• SOURCE TEXT
'''

Specifically, the commentary states the following with respect to defence counsel:

[9]          When defending an accused person, a lawyer’s duty is to protect the client as far as possible from being convicted, except by a tribunal of competent jurisdiction and upon legal evidence sufficient to support a conviction for the offence with which the client is charged. Accordingly, and notwithstanding the lawyer’s private opinion on credibility or the merits, a lawyer may properly rely on any evidence or defences, including so-called technicalities, not known to be false or fraudulent.

'''

• ENTRIES SHOWN
'''

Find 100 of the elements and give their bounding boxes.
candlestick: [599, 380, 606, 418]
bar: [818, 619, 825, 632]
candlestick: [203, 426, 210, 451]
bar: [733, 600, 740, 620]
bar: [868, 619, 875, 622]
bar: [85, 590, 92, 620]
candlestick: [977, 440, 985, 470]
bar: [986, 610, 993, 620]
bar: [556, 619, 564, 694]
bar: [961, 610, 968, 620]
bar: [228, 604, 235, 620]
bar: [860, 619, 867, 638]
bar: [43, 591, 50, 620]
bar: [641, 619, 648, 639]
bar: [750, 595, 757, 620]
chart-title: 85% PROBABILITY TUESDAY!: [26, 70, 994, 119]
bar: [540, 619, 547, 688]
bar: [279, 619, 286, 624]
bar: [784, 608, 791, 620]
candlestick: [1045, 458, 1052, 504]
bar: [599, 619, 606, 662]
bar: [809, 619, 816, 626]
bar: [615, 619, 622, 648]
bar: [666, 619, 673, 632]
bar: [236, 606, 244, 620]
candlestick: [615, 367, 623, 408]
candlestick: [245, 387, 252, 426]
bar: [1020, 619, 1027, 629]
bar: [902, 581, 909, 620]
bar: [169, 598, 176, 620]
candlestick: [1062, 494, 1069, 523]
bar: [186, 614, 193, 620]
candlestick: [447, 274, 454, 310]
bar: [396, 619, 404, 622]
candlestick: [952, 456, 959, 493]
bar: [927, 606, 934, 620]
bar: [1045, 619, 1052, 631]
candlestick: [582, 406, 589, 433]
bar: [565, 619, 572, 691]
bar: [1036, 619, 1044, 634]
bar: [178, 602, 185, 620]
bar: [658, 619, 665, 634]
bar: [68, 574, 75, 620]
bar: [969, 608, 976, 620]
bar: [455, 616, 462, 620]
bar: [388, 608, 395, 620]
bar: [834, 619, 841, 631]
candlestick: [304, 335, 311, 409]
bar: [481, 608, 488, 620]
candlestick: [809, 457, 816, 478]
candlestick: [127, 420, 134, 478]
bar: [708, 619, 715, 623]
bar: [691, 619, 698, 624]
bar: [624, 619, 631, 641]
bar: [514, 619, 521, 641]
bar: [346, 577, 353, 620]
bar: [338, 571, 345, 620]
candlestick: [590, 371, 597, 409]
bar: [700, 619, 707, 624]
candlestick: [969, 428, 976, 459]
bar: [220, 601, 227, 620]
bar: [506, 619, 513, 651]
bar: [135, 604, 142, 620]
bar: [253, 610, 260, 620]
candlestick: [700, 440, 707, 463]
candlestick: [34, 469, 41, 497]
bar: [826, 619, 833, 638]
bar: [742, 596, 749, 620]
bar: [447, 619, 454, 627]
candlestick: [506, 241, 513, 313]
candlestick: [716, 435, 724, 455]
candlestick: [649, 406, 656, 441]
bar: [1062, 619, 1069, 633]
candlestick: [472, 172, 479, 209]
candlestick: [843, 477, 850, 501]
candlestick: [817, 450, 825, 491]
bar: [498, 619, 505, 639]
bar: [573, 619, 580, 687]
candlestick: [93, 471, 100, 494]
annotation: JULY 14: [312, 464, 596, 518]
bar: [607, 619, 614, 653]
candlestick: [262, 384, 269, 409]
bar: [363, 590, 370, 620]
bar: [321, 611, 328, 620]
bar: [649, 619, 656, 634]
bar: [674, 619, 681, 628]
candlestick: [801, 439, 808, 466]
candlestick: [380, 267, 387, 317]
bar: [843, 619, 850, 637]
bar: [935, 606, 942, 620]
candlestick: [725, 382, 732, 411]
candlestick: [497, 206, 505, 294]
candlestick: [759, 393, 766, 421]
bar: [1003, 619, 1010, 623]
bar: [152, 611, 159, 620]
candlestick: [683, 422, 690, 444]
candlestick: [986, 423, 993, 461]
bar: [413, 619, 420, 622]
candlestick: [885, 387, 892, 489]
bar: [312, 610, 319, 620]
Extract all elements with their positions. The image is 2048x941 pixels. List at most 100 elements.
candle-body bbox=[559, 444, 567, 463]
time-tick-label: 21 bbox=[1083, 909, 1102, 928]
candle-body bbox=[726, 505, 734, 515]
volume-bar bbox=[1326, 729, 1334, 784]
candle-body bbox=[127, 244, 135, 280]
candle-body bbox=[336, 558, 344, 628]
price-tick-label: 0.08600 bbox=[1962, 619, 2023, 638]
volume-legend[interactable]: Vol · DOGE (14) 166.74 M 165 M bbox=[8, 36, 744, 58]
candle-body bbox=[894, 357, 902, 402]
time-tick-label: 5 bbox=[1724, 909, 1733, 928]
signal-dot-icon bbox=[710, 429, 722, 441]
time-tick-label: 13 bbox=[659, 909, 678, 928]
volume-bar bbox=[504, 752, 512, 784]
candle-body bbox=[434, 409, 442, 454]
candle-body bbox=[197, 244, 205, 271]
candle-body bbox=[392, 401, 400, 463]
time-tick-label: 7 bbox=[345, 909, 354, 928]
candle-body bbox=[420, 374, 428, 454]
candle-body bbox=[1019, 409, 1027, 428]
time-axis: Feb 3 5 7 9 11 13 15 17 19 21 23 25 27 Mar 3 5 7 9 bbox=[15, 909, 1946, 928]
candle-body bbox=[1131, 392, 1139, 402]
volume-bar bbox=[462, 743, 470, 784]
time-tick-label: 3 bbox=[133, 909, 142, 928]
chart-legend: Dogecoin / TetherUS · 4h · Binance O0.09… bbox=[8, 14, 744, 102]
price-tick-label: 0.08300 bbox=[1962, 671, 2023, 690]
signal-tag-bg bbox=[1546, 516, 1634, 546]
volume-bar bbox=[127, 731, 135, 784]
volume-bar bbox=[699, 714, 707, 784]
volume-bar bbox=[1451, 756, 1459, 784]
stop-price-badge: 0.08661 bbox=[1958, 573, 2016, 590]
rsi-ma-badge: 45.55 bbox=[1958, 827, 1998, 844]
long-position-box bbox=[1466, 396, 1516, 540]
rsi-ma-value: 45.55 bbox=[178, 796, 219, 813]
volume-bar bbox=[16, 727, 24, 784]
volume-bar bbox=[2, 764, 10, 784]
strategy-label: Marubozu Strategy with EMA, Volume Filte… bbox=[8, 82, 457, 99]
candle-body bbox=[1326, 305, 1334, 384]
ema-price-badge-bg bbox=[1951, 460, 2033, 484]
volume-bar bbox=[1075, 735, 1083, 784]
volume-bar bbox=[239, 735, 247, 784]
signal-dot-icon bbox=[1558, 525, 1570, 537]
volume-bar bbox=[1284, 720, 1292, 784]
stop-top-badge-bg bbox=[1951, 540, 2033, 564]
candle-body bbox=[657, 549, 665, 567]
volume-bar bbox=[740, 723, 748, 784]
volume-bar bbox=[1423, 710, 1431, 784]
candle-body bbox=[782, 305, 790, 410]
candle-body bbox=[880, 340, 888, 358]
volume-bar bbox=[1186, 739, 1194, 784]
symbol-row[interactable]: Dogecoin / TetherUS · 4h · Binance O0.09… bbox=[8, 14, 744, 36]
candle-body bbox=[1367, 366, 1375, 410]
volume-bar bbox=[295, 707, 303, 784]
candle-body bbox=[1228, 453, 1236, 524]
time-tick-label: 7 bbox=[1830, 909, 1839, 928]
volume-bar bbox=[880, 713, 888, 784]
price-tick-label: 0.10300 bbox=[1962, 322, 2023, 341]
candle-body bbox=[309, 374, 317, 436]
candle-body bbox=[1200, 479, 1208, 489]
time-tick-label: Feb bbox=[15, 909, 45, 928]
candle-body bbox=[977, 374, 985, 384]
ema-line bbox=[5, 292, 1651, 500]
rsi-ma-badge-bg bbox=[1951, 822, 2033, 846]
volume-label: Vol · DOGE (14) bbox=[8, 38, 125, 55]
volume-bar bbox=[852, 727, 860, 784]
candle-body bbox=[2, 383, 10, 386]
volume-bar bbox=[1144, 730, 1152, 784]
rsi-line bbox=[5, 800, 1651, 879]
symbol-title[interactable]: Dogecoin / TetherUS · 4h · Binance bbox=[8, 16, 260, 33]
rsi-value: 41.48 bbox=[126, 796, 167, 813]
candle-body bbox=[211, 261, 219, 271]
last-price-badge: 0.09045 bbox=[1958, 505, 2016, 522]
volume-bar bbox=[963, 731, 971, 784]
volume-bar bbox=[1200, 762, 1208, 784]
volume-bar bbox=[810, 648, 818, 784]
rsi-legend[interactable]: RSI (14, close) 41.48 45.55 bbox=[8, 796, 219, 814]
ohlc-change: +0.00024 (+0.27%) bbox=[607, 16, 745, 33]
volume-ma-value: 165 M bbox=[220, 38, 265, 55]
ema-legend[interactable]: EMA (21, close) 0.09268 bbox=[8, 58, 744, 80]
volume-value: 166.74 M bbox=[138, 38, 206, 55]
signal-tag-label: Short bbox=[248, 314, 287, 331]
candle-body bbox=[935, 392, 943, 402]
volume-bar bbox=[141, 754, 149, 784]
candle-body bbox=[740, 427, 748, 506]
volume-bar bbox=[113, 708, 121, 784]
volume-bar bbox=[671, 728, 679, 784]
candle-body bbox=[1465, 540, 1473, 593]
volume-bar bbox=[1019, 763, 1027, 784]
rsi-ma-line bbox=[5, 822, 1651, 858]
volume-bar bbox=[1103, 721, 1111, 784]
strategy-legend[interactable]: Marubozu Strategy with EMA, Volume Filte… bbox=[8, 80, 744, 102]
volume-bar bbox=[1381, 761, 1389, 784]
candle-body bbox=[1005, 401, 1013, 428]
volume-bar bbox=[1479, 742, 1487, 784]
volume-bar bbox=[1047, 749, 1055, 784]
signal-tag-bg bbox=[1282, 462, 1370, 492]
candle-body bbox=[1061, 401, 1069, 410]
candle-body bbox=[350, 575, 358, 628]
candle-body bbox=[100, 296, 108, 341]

'''

• INSTRUCTIONS TO FOLLOW
In the commentary passage on defence counsel, rewrite the part that begins at "[9]          When" and stops after "false or fraudulent.", changing "tribunal" to "court".

• SOLUTION FOR THIS PROBLEM
[9]          When defending an accused person, a lawyer’s duty is to protect the client as far as possible from being convicted, except by a court of competent jurisdiction and upon legal evidence sufficient to support a conviction for the offence with which the client is charged. Accordingly, and notwithstanding the lawyer’s private opinion on credibility or the merits, a lawyer may properly rely on any evidence or defences, including so-called technicalities, not known to be false or fraudulent.